### PROVIDED ENTRIES

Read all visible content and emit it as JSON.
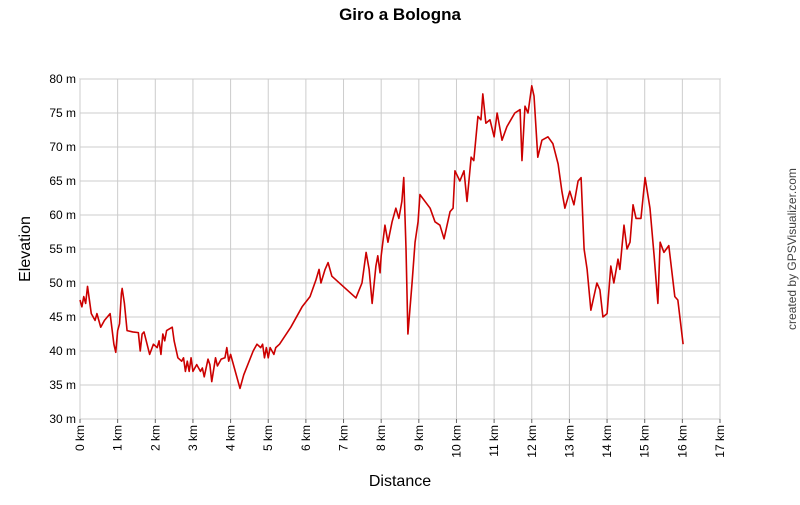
{
  "chart_data": {
    "type": "line",
    "title": "Giro a Bologna",
    "x_label": "Distance",
    "y_label": "Elevation",
    "credit": "created by GPSVisualizer.com",
    "color": "#cc0000",
    "grid": true,
    "xlim": [
      0,
      17
    ],
    "ylim": [
      30,
      80
    ],
    "xticks": [
      {
        "value": 0,
        "label": "0 km"
      },
      {
        "value": 1,
        "label": "1 km"
      },
      {
        "value": 2,
        "label": "2 km"
      },
      {
        "value": 3,
        "label": "3 km"
      },
      {
        "value": 4,
        "label": "4 km"
      },
      {
        "value": 5,
        "label": "5 km"
      },
      {
        "value": 6,
        "label": "6 km"
      },
      {
        "value": 7,
        "label": "7 km"
      },
      {
        "value": 8,
        "label": "8 km"
      },
      {
        "value": 9,
        "label": "9 km"
      },
      {
        "value": 10,
        "label": "10 km"
      },
      {
        "value": 11,
        "label": "11 km"
      },
      {
        "value": 12,
        "label": "12 km"
      },
      {
        "value": 13,
        "label": "13 km"
      },
      {
        "value": 14,
        "label": "14 km"
      },
      {
        "value": 15,
        "label": "15 km"
      },
      {
        "value": 16,
        "label": "16 km"
      },
      {
        "value": 17,
        "label": "17 km"
      }
    ],
    "yticks": [
      {
        "value": 30,
        "label": "30 m"
      },
      {
        "value": 35,
        "label": "35 m"
      },
      {
        "value": 40,
        "label": "40 m"
      },
      {
        "value": 45,
        "label": "45 m"
      },
      {
        "value": 50,
        "label": "50 m"
      },
      {
        "value": 55,
        "label": "55 m"
      },
      {
        "value": 60,
        "label": "60 m"
      },
      {
        "value": 65,
        "label": "65 m"
      },
      {
        "value": 70,
        "label": "70 m"
      },
      {
        "value": 75,
        "label": "75 m"
      },
      {
        "value": 80,
        "label": "80 m"
      }
    ],
    "x": [
      0,
      0.05,
      0.1,
      0.15,
      0.2,
      0.25,
      0.3,
      0.4,
      0.45,
      0.5,
      0.55,
      0.65,
      0.8,
      0.9,
      0.95,
      1.0,
      1.05,
      1.1,
      1.12,
      1.18,
      1.25,
      1.4,
      1.55,
      1.6,
      1.65,
      1.7,
      1.85,
      1.95,
      2.05,
      2.1,
      2.15,
      2.2,
      2.25,
      2.3,
      2.45,
      2.5,
      2.6,
      2.7,
      2.75,
      2.8,
      2.85,
      2.9,
      2.95,
      3.0,
      3.1,
      3.2,
      3.25,
      3.3,
      3.4,
      3.45,
      3.5,
      3.6,
      3.65,
      3.75,
      3.85,
      3.9,
      3.95,
      4.0,
      4.1,
      4.25,
      4.35,
      4.6,
      4.7,
      4.8,
      4.85,
      4.9,
      4.95,
      5.0,
      5.05,
      5.15,
      5.2,
      5.3,
      5.6,
      5.9,
      6.11,
      6.27,
      6.35,
      6.4,
      6.51,
      6.59,
      6.69,
      7.33,
      7.49,
      7.6,
      7.68,
      7.76,
      7.86,
      7.91,
      7.97,
      8.0,
      8.1,
      8.18,
      8.29,
      8.39,
      8.47,
      8.55,
      8.6,
      8.66,
      8.71,
      8.82,
      8.9,
      8.98,
      9.03,
      9.3,
      9.43,
      9.56,
      9.67,
      9.83,
      9.91,
      9.96,
      10.09,
      10.2,
      10.28,
      10.39,
      10.46,
      10.57,
      10.65,
      10.7,
      10.78,
      10.89,
      11.0,
      11.08,
      11.21,
      11.34,
      11.55,
      11.69,
      11.74,
      11.82,
      11.9,
      12.0,
      12.06,
      12.16,
      12.27,
      12.43,
      12.56,
      12.7,
      12.8,
      12.88,
      13.01,
      13.12,
      13.23,
      13.31,
      13.39,
      13.47,
      13.57,
      13.73,
      13.81,
      13.89,
      14.0,
      14.1,
      14.18,
      14.29,
      14.34,
      14.45,
      14.53,
      14.61,
      14.69,
      14.77,
      14.9,
      15.01,
      15.14,
      15.25,
      15.35,
      15.41,
      15.51,
      15.64,
      15.8,
      15.88,
      16.02
    ],
    "values": [
      47.5,
      46.5,
      48,
      47,
      49.5,
      47.5,
      45.5,
      44.5,
      45.5,
      44.5,
      43.5,
      44.5,
      45.5,
      41,
      39.8,
      43,
      44,
      48.5,
      49.2,
      47,
      43,
      42.8,
      42.7,
      40,
      42.5,
      42.8,
      39.5,
      41,
      40.5,
      41.5,
      39.5,
      42.5,
      41.5,
      43,
      43.5,
      41.5,
      39,
      38.5,
      39,
      37,
      38.5,
      37,
      39,
      37,
      38,
      37,
      37.5,
      36.2,
      38.8,
      38,
      35.5,
      39,
      37.8,
      38.8,
      39,
      40.5,
      38.5,
      39.5,
      37.5,
      34.5,
      36.5,
      40,
      41,
      40.5,
      41,
      39,
      40.5,
      39,
      40.5,
      39.5,
      40.5,
      41,
      43.5,
      46.5,
      48,
      50.5,
      52,
      50,
      52,
      53,
      51,
      47.8,
      50,
      54.5,
      52,
      47,
      52.5,
      54,
      51.5,
      54,
      58.5,
      56,
      59,
      61,
      59.5,
      62,
      65.5,
      55,
      42.5,
      50,
      56,
      59,
      63,
      61,
      59,
      58.5,
      56.5,
      60.5,
      61,
      66.5,
      65,
      66.5,
      62,
      68.5,
      68,
      74.5,
      74,
      77.8,
      73.5,
      74,
      71.5,
      75,
      71,
      73,
      75,
      75.5,
      68,
      76,
      75,
      79,
      77.5,
      68.5,
      71,
      71.5,
      70.5,
      67.5,
      63.5,
      61,
      63.5,
      61.5,
      65,
      65.5,
      55,
      52,
      46,
      50,
      49,
      45,
      45.5,
      52.5,
      50,
      53.5,
      52,
      58.5,
      55,
      56,
      61.5,
      59.5,
      59.5,
      65.5,
      61,
      54,
      47,
      56,
      54.5,
      55.5,
      48,
      47.5,
      41
    ]
  }
}
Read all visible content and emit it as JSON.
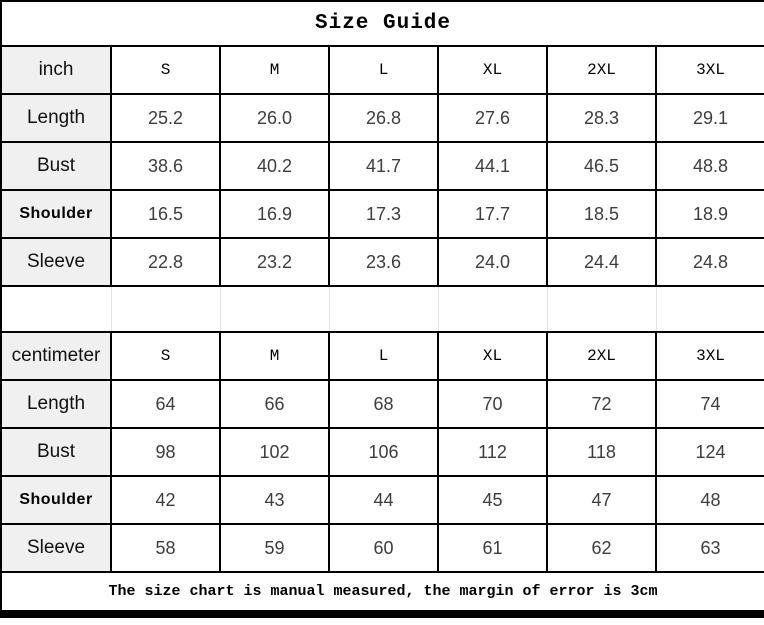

######

Pictures are excluded; repeat every record exactly.

THE ANSWER —
Read all visible content and emit it as JSON.
{
  "chart_data": {
    "type": "line",
    "title": "Giro a Bologna",
    "x_label": "Distance",
    "y_label": "Elevation",
    "credit": "created by GPSVisualizer.com",
    "color": "#cc0000",
    "grid": true,
    "xlim": [
      0,
      17
    ],
    "ylim": [
      30,
      80
    ],
    "xticks": [
      {
        "value": 0,
        "label": "0 km"
      },
      {
        "value": 1,
        "label": "1 km"
      },
      {
        "value": 2,
        "label": "2 km"
      },
      {
        "value": 3,
        "label": "3 km"
      },
      {
        "value": 4,
        "label": "4 km"
      },
      {
        "value": 5,
        "label": "5 km"
      },
      {
        "value": 6,
        "label": "6 km"
      },
      {
        "value": 7,
        "label": "7 km"
      },
      {
        "value": 8,
        "label": "8 km"
      },
      {
        "value": 9,
        "label": "9 km"
      },
      {
        "value": 10,
        "label": "10 km"
      },
      {
        "value": 11,
        "label": "11 km"
      },
      {
        "value": 12,
        "label": "12 km"
      },
      {
        "value": 13,
        "label": "13 km"
      },
      {
        "value": 14,
        "label": "14 km"
      },
      {
        "value": 15,
        "label": "15 km"
      },
      {
        "value": 16,
        "label": "16 km"
      },
      {
        "value": 17,
        "label": "17 km"
      }
    ],
    "yticks": [
      {
        "value": 30,
        "label": "30 m"
      },
      {
        "value": 35,
        "label": "35 m"
      },
      {
        "value": 40,
        "label": "40 m"
      },
      {
        "value": 45,
        "label": "45 m"
      },
      {
        "value": 50,
        "label": "50 m"
      },
      {
        "value": 55,
        "label": "55 m"
      },
      {
        "value": 60,
        "label": "60 m"
      },
      {
        "value": 65,
        "label": "65 m"
      },
      {
        "value": 70,
        "label": "70 m"
      },
      {
        "value": 75,
        "label": "75 m"
      },
      {
        "value": 80,
        "label": "80 m"
      }
    ],
    "x": [
      0,
      0.05,
      0.1,
      0.15,
      0.2,
      0.25,
      0.3,
      0.4,
      0.45,
      0.5,
      0.55,
      0.65,
      0.8,
      0.9,
      0.95,
      1.0,
      1.05,
      1.1,
      1.12,
      1.18,
      1.25,
      1.4,
      1.55,
      1.6,
      1.65,
      1.7,
      1.85,
      1.95,
      2.05,
      2.1,
      2.15,
      2.2,
      2.25,
      2.3,
      2.45,
      2.5,
      2.6,
      2.7,
      2.75,
      2.8,
      2.85,
      2.9,
      2.95,
      3.0,
      3.1,
      3.2,
      3.25,
      3.3,
      3.4,
      3.45,
      3.5,
      3.6,
      3.65,
      3.75,
      3.85,
      3.9,
      3.95,
      4.0,
      4.1,
      4.25,
      4.35,
      4.6,
      4.7,
      4.8,
      4.85,
      4.9,
      4.95,
      5.0,
      5.05,
      5.15,
      5.2,
      5.3,
      5.6,
      5.9,
      6.11,
      6.27,
      6.35,
      6.4,
      6.51,
      6.59,
      6.69,
      7.33,
      7.49,
      7.6,
      7.68,
      7.76,
      7.86,
      7.91,
      7.97,
      8.0,
      8.1,
      8.18,
      8.29,
      8.39,
      8.47,
      8.55,
      8.6,
      8.66,
      8.71,
      8.82,
      8.9,
      8.98,
      9.03,
      9.3,
      9.43,
      9.56,
      9.67,
      9.83,
      9.91,
      9.96,
      10.09,
      10.2,
      10.28,
      10.39,
      10.46,
      10.57,
      10.65,
      10.7,
      10.78,
      10.89,
      11.0,
      11.08,
      11.21,
      11.34,
      11.55,
      11.69,
      11.74,
      11.82,
      11.9,
      12.0,
      12.06,
      12.16,
      12.27,
      12.43,
      12.56,
      12.7,
      12.8,
      12.88,
      13.01,
      13.12,
      13.23,
      13.31,
      13.39,
      13.47,
      13.57,
      13.73,
      13.81,
      13.89,
      14.0,
      14.1,
      14.18,
      14.29,
      14.34,
      14.45,
      14.53,
      14.61,
      14.69,
      14.77,
      14.9,
      15.01,
      15.14,
      15.25,
      15.35,
      15.41,
      15.51,
      15.64,
      15.8,
      15.88,
      16.02
    ],
    "values": [
      47.5,
      46.5,
      48,
      47,
      49.5,
      47.5,
      45.5,
      44.5,
      45.5,
      44.5,
      43.5,
      44.5,
      45.5,
      41,
      39.8,
      43,
      44,
      48.5,
      49.2,
      47,
      43,
      42.8,
      42.7,
      40,
      42.5,
      42.8,
      39.5,
      41,
      40.5,
      41.5,
      39.5,
      42.5,
      41.5,
      43,
      43.5,
      41.5,
      39,
      38.5,
      39,
      37,
      38.5,
      37,
      39,
      37,
      38,
      37,
      37.5,
      36.2,
      38.8,
      38,
      35.5,
      39,
      37.8,
      38.8,
      39,
      40.5,
      38.5,
      39.5,
      37.5,
      34.5,
      36.5,
      40,
      41,
      40.5,
      41,
      39,
      40.5,
      39,
      40.5,
      39.5,
      40.5,
      41,
      43.5,
      46.5,
      48,
      50.5,
      52,
      50,
      52,
      53,
      51,
      47.8,
      50,
      54.5,
      52,
      47,
      52.5,
      54,
      51.5,
      54,
      58.5,
      56,
      59,
      61,
      59.5,
      62,
      65.5,
      55,
      42.5,
      50,
      56,
      59,
      63,
      61,
      59,
      58.5,
      56.5,
      60.5,
      61,
      66.5,
      65,
      66.5,
      62,
      68.5,
      68,
      74.5,
      74,
      77.8,
      73.5,
      74,
      71.5,
      75,
      71,
      73,
      75,
      75.5,
      68,
      76,
      75,
      79,
      77.5,
      68.5,
      71,
      71.5,
      70.5,
      67.5,
      63.5,
      61,
      63.5,
      61.5,
      65,
      65.5,
      55,
      52,
      46,
      50,
      49,
      45,
      45.5,
      52.5,
      50,
      53.5,
      52,
      58.5,
      55,
      56,
      61.5,
      59.5,
      59.5,
      65.5,
      61,
      54,
      47,
      56,
      54.5,
      55.5,
      48,
      47.5,
      41
    ]
  }
}
Read all visible content and emit it as JSON.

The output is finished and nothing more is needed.